> [Requirements]
Transcribe the records below exactly.

— start Entries provided —

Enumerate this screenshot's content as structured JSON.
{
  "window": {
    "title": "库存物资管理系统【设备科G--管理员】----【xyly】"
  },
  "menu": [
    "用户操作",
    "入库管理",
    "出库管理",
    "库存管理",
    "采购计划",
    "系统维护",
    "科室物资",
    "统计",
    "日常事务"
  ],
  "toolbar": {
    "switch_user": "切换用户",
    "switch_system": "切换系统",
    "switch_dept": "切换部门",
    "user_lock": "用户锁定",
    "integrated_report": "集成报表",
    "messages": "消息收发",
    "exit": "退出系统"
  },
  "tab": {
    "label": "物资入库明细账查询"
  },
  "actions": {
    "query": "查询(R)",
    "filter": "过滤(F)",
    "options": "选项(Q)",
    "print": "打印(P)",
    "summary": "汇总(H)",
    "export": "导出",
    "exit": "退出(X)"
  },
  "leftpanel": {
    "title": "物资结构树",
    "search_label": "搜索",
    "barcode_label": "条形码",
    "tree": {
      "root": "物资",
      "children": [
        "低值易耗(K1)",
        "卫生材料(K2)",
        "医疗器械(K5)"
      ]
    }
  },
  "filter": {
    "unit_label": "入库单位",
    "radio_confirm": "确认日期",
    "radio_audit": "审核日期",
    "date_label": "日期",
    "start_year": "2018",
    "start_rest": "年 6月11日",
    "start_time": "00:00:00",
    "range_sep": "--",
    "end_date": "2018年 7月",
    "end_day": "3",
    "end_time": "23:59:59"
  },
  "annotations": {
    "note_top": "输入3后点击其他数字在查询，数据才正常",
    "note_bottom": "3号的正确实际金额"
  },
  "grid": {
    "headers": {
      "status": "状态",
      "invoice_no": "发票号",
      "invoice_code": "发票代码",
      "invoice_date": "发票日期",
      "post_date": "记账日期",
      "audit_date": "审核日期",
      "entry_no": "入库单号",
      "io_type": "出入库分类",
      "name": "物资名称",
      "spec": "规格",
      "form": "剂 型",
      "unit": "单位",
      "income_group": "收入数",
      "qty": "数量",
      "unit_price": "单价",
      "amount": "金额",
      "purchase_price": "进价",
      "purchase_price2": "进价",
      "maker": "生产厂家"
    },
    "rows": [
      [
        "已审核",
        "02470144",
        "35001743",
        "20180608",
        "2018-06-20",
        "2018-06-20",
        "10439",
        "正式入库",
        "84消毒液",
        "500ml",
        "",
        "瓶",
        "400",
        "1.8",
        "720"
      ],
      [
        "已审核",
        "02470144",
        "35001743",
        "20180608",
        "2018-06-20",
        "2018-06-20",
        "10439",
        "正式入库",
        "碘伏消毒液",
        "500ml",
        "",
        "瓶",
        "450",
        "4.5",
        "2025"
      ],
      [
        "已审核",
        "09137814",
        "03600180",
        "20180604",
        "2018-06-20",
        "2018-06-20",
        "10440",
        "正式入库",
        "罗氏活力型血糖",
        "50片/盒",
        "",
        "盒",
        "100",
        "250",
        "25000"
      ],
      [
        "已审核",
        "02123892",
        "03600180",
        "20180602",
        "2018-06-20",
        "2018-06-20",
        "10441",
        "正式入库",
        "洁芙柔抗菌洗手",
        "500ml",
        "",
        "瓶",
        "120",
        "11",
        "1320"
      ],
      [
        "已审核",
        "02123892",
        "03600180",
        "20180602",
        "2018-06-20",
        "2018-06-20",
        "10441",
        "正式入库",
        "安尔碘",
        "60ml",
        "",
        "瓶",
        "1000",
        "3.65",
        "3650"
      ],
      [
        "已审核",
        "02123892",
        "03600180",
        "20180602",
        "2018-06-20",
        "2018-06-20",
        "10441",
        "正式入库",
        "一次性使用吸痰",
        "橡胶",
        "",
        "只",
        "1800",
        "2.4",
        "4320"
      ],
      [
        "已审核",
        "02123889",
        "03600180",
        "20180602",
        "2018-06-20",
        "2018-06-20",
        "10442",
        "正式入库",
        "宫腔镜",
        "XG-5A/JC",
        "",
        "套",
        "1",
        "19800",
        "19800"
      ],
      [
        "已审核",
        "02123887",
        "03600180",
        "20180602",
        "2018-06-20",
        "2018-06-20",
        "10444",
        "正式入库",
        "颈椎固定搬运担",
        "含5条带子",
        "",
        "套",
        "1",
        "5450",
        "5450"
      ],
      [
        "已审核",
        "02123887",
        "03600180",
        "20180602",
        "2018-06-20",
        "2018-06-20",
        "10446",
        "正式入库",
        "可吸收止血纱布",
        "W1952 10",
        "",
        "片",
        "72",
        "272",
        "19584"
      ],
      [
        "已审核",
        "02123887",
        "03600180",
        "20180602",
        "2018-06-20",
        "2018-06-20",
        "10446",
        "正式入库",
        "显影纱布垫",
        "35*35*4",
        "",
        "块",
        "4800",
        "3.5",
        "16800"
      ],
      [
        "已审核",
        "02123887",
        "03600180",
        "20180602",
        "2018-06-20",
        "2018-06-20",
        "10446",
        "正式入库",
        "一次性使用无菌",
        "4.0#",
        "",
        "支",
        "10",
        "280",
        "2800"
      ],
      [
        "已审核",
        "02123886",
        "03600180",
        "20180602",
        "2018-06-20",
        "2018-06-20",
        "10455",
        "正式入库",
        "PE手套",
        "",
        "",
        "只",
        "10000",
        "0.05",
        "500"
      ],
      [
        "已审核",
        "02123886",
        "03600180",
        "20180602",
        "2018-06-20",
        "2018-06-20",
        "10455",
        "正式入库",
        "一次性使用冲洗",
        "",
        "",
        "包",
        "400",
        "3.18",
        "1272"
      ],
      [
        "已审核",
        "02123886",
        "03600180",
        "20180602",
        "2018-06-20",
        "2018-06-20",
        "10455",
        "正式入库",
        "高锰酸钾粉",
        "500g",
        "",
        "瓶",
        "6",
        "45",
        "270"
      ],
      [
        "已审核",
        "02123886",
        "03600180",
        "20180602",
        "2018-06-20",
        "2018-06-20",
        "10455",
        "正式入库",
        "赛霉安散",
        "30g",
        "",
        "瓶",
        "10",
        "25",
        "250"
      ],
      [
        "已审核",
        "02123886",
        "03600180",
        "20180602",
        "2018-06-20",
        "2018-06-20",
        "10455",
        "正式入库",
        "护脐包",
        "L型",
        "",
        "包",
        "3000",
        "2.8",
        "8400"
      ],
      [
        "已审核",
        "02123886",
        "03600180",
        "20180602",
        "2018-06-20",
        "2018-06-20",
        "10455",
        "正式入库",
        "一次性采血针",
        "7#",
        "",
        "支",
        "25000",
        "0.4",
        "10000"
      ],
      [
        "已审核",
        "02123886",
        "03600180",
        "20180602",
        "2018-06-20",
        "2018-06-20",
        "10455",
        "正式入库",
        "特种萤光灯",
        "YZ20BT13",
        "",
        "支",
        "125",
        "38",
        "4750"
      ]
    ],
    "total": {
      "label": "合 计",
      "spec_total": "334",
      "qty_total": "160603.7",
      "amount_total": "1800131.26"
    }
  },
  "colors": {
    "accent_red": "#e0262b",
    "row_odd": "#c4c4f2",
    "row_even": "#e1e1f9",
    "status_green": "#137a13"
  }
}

— end Entries provided —

> [Complete answer]
Enumerate this screenshot's content as structured JSON.
{
  "window": {
    "title": "库存物资管理系统【设备科G--管理员】----【xyly】"
  },
  "menu": [
    "用户操作",
    "入库管理",
    "出库管理",
    "库存管理",
    "采购计划",
    "系统维护",
    "科室物资",
    "统计",
    "日常事务"
  ],
  "toolbar": {
    "switch_user": "切换用户",
    "switch_system": "切换系统",
    "switch_dept": "切换部门",
    "user_lock": "用户锁定",
    "integrated_report": "集成报表",
    "messages": "消息收发",
    "exit": "退出系统"
  },
  "tab": {
    "label": "物资入库明细账查询"
  },
  "actions": {
    "query": "查询(R)",
    "filter": "过滤(F)",
    "options": "选项(Q)",
    "print": "打印(P)",
    "summary": "汇总(H)",
    "export": "导出",
    "exit": "退出(X)"
  },
  "leftpanel": {
    "title": "物资结构树",
    "search_label": "搜索",
    "barcode_label": "条形码",
    "tree": {
      "root": "物资",
      "children": [
        "低值易耗(K1)",
        "卫生材料(K2)",
        "医疗器械(K5)"
      ]
    }
  },
  "filter": {
    "unit_label": "入库单位",
    "radio_confirm": "确认日期",
    "radio_audit": "审核日期",
    "date_label": "日期",
    "start_year": "2018",
    "start_rest": "年 6月11日",
    "start_time": "00:00:00",
    "range_sep": "--",
    "end_date": "2018年 7月",
    "end_day": "3",
    "end_time": "23:59:59"
  },
  "annotations": {
    "note_top": "输入3后点击其他数字在查询，数据才正常",
    "note_bottom": "3号的正确实际金额"
  },
  "grid": {
    "headers": {
      "status": "状态",
      "invoice_no": "发票号",
      "invoice_code": "发票代码",
      "invoice_date": "发票日期",
      "post_date": "记账日期",
      "audit_date": "审核日期",
      "entry_no": "入库单号",
      "io_type": "出入库分类",
      "name": "物资名称",
      "spec": "规格",
      "form": "剂 型",
      "unit": "单位",
      "income_group": "收入数",
      "qty": "数量",
      "unit_price": "单价",
      "amount": "金额",
      "purchase_price": "进价",
      "purchase_price2": "进价",
      "maker": "生产厂家"
    },
    "rows": [
      [
        "已审核",
        "02470144",
        "35001743",
        "20180608",
        "2018-06-20",
        "2018-06-20",
        "10439",
        "正式入库",
        "84消毒液",
        "500ml",
        "",
        "瓶",
        "400",
        "1.8",
        "720"
      ],
      [
        "已审核",
        "02470144",
        "35001743",
        "20180608",
        "2018-06-20",
        "2018-06-20",
        "10439",
        "正式入库",
        "碘伏消毒液",
        "500ml",
        "",
        "瓶",
        "450",
        "4.5",
        "2025"
      ],
      [
        "已审核",
        "09137814",
        "03600180",
        "20180604",
        "2018-06-20",
        "2018-06-20",
        "10440",
        "正式入库",
        "罗氏活力型血糖",
        "50片/盒",
        "",
        "盒",
        "100",
        "250",
        "25000"
      ],
      [
        "已审核",
        "02123892",
        "03600180",
        "20180602",
        "2018-06-20",
        "2018-06-20",
        "10441",
        "正式入库",
        "洁芙柔抗菌洗手",
        "500ml",
        "",
        "瓶",
        "120",
        "11",
        "1320"
      ],
      [
        "已审核",
        "02123892",
        "03600180",
        "20180602",
        "2018-06-20",
        "2018-06-20",
        "10441",
        "正式入库",
        "安尔碘",
        "60ml",
        "",
        "瓶",
        "1000",
        "3.65",
        "3650"
      ],
      [
        "已审核",
        "02123892",
        "03600180",
        "20180602",
        "2018-06-20",
        "2018-06-20",
        "10441",
        "正式入库",
        "一次性使用吸痰",
        "橡胶",
        "",
        "只",
        "1800",
        "2.4",
        "4320"
      ],
      [
        "已审核",
        "02123889",
        "03600180",
        "20180602",
        "2018-06-20",
        "2018-06-20",
        "10442",
        "正式入库",
        "宫腔镜",
        "XG-5A/JC",
        "",
        "套",
        "1",
        "19800",
        "19800"
      ],
      [
        "已审核",
        "02123887",
        "03600180",
        "20180602",
        "2018-06-20",
        "2018-06-20",
        "10444",
        "正式入库",
        "颈椎固定搬运担",
        "含5条带子",
        "",
        "套",
        "1",
        "5450",
        "5450"
      ],
      [
        "已审核",
        "02123887",
        "03600180",
        "20180602",
        "2018-06-20",
        "2018-06-20",
        "10446",
        "正式入库",
        "可吸收止血纱布",
        "W1952 10",
        "",
        "片",
        "72",
        "272",
        "19584"
      ],
      [
        "已审核",
        "02123887",
        "03600180",
        "20180602",
        "2018-06-20",
        "2018-06-20",
        "10446",
        "正式入库",
        "显影纱布垫",
        "35*35*4",
        "",
        "块",
        "4800",
        "3.5",
        "16800"
      ],
      [
        "已审核",
        "02123887",
        "03600180",
        "20180602",
        "2018-06-20",
        "2018-06-20",
        "10446",
        "正式入库",
        "一次性使用无菌",
        "4.0#",
        "",
        "支",
        "10",
        "280",
        "2800"
      ],
      [
        "已审核",
        "02123886",
        "03600180",
        "20180602",
        "2018-06-20",
        "2018-06-20",
        "10455",
        "正式入库",
        "PE手套",
        "",
        "",
        "只",
        "10000",
        "0.05",
        "500"
      ],
      [
        "已审核",
        "02123886",
        "03600180",
        "20180602",
        "2018-06-20",
        "2018-06-20",
        "10455",
        "正式入库",
        "一次性使用冲洗",
        "",
        "",
        "包",
        "400",
        "3.18",
        "1272"
      ],
      [
        "已审核",
        "02123886",
        "03600180",
        "20180602",
        "2018-06-20",
        "2018-06-20",
        "10455",
        "正式入库",
        "高锰酸钾粉",
        "500g",
        "",
        "瓶",
        "6",
        "45",
        "270"
      ],
      [
        "已审核",
        "02123886",
        "03600180",
        "20180602",
        "2018-06-20",
        "2018-06-20",
        "10455",
        "正式入库",
        "赛霉安散",
        "30g",
        "",
        "瓶",
        "10",
        "25",
        "250"
      ],
      [
        "已审核",
        "02123886",
        "03600180",
        "20180602",
        "2018-06-20",
        "2018-06-20",
        "10455",
        "正式入库",
        "护脐包",
        "L型",
        "",
        "包",
        "3000",
        "2.8",
        "8400"
      ],
      [
        "已审核",
        "02123886",
        "03600180",
        "20180602",
        "2018-06-20",
        "2018-06-20",
        "10455",
        "正式入库",
        "一次性采血针",
        "7#",
        "",
        "支",
        "25000",
        "0.4",
        "10000"
      ],
      [
        "已审核",
        "02123886",
        "03600180",
        "20180602",
        "2018-06-20",
        "2018-06-20",
        "10455",
        "正式入库",
        "特种萤光灯",
        "YZ20BT13",
        "",
        "支",
        "125",
        "38",
        "4750"
      ]
    ],
    "total": {
      "label": "合 计",
      "spec_total": "334",
      "qty_total": "160603.7",
      "amount_total": "1800131.26"
    }
  },
  "colors": {
    "accent_red": "#e0262b",
    "row_odd": "#c4c4f2",
    "row_even": "#e1e1f9",
    "status_green": "#137a13"
  }
}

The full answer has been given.